━━━━━ Supplied material
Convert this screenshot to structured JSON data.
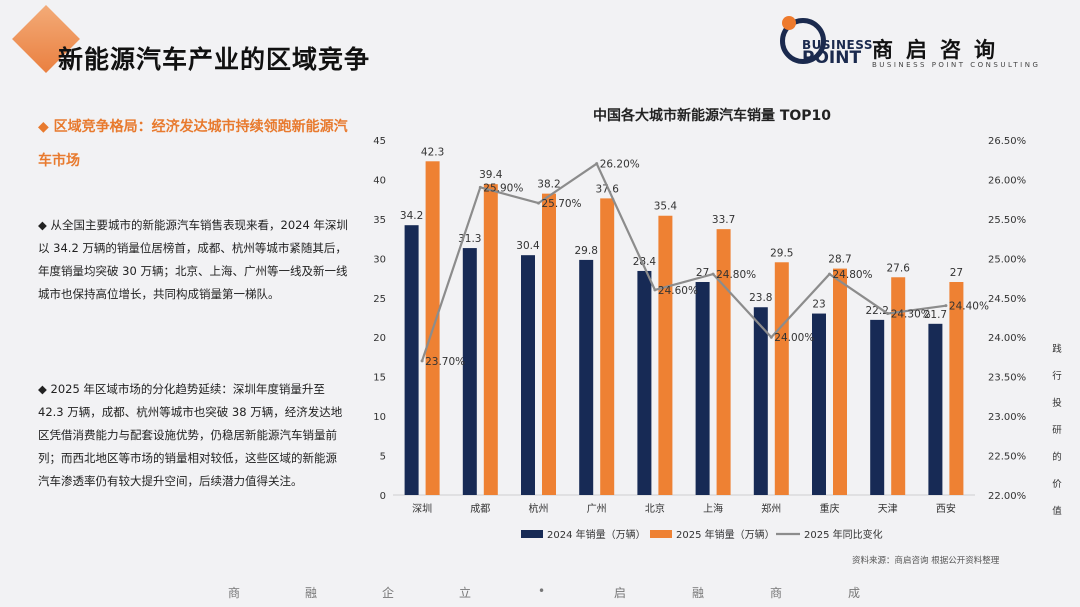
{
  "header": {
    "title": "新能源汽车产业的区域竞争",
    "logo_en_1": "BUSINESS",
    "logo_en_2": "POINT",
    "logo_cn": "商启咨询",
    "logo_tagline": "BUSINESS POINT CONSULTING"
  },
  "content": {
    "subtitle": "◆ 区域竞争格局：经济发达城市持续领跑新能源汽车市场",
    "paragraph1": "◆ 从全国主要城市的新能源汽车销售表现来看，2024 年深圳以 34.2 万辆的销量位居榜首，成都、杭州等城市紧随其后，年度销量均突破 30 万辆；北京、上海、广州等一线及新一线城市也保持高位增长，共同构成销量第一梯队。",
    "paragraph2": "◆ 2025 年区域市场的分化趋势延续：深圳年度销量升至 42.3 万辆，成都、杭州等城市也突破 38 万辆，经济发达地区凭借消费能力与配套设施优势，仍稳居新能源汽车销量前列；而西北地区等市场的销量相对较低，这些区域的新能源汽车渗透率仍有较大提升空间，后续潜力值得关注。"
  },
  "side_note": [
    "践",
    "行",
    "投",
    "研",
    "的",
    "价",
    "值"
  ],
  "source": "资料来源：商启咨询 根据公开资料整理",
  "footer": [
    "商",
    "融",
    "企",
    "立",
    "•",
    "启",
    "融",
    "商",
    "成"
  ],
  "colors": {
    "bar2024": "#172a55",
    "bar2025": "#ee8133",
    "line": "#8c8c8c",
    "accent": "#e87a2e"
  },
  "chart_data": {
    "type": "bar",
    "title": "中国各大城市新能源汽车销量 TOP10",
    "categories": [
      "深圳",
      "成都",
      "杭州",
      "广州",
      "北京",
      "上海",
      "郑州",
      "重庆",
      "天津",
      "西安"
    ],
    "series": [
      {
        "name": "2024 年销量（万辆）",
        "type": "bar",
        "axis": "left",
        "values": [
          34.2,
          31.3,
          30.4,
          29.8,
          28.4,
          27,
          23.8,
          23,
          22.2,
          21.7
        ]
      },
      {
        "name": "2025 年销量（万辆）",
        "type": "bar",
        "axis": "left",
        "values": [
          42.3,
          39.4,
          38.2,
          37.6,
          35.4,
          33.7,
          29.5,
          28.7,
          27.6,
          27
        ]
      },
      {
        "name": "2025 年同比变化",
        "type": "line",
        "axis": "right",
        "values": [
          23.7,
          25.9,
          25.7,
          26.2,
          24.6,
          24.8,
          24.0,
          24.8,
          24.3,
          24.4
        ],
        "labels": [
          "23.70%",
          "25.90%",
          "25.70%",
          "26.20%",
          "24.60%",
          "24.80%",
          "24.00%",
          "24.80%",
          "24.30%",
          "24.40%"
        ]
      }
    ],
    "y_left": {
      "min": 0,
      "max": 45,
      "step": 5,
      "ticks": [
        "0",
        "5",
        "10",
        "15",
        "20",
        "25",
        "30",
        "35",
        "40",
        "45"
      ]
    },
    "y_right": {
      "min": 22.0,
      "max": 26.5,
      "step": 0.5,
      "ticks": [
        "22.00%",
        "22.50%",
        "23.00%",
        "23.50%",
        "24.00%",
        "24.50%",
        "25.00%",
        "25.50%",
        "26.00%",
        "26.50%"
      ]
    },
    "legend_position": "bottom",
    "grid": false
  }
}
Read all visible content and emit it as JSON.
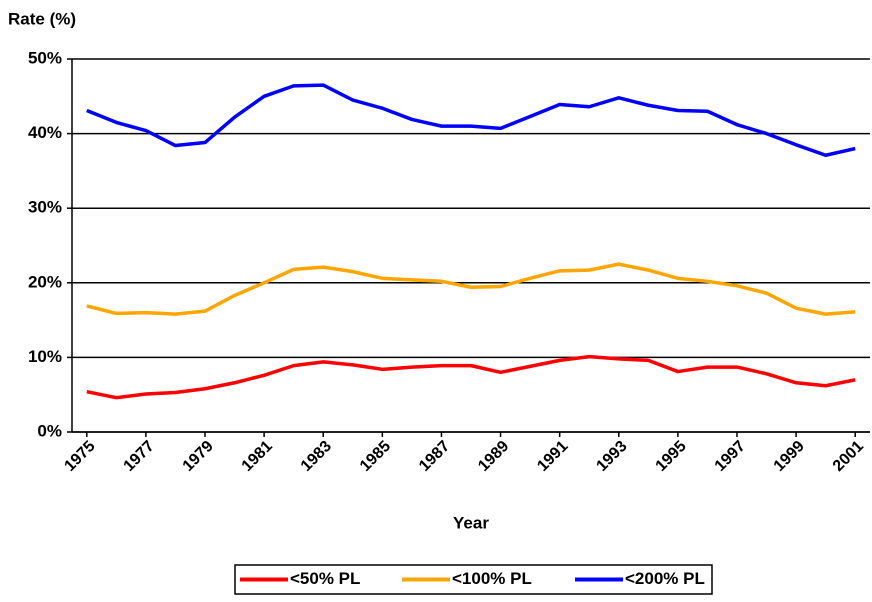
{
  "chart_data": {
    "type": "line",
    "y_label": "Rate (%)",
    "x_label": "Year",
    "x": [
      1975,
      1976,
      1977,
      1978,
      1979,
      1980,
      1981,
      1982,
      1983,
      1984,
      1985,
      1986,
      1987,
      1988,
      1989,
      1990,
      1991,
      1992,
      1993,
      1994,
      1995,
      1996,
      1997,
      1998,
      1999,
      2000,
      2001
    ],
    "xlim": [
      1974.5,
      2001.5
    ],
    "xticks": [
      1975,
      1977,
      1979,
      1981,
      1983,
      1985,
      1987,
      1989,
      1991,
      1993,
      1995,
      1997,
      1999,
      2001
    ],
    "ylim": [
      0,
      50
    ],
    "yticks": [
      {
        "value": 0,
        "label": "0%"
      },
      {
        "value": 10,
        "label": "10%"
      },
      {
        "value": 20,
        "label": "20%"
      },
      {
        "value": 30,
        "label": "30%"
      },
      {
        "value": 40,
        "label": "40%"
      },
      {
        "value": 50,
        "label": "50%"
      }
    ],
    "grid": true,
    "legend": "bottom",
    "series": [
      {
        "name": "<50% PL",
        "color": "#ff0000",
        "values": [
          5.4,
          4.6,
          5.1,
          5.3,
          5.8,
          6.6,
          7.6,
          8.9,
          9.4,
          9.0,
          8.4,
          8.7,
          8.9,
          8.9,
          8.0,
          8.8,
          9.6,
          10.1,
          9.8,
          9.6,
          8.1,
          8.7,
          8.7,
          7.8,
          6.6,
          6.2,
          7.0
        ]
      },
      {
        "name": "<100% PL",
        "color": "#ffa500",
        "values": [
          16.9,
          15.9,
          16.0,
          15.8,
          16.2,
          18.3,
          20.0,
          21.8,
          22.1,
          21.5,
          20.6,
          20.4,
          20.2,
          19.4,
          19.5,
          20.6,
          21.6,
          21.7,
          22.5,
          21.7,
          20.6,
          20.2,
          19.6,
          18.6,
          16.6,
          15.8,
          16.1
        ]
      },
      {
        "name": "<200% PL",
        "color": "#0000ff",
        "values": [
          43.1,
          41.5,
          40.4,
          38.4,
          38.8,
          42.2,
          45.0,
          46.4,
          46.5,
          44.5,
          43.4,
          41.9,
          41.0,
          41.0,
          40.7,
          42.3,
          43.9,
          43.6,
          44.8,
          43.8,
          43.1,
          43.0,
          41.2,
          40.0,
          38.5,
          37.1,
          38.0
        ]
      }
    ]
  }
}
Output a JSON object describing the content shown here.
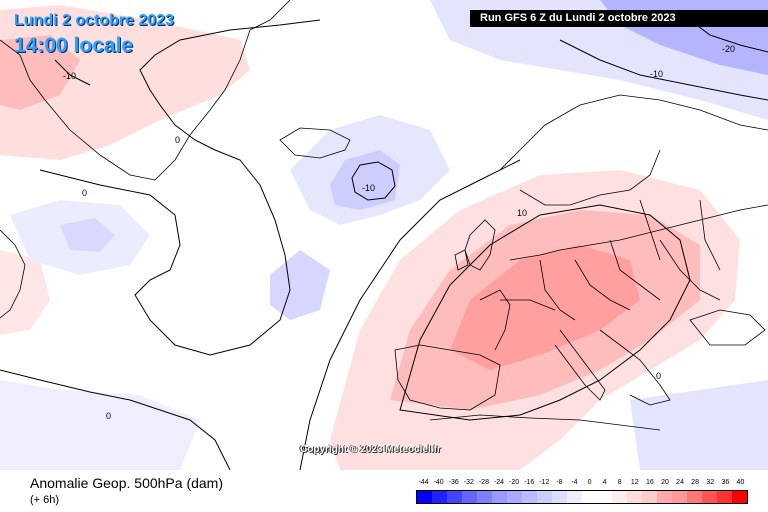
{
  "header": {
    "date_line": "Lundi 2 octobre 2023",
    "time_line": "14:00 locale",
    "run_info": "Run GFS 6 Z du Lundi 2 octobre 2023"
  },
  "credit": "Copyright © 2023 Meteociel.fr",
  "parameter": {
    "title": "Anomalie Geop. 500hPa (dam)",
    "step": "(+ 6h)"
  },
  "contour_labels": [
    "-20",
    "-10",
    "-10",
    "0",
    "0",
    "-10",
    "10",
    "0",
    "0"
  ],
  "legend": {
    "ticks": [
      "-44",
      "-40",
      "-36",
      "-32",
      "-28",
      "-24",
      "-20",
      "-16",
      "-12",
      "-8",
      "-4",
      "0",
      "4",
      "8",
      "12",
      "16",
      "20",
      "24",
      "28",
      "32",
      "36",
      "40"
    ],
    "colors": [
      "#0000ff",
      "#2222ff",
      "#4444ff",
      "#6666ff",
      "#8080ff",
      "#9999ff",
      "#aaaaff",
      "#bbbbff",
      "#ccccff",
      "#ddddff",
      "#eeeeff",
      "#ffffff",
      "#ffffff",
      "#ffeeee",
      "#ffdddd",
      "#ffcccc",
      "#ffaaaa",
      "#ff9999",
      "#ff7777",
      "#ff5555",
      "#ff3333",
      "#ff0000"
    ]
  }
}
━━━━━━━━━━
§ **Task brief**
Reproduce each line of the material containing the word "name".

§ **Result**
        "name": "2024 年销量（万辆）",
        "name": "2025 年销量（万辆）",
        "name": "2025 年同比变化",
        "name": "<50% PL",
        "name": "<100% PL",
        "name": "<200% PL",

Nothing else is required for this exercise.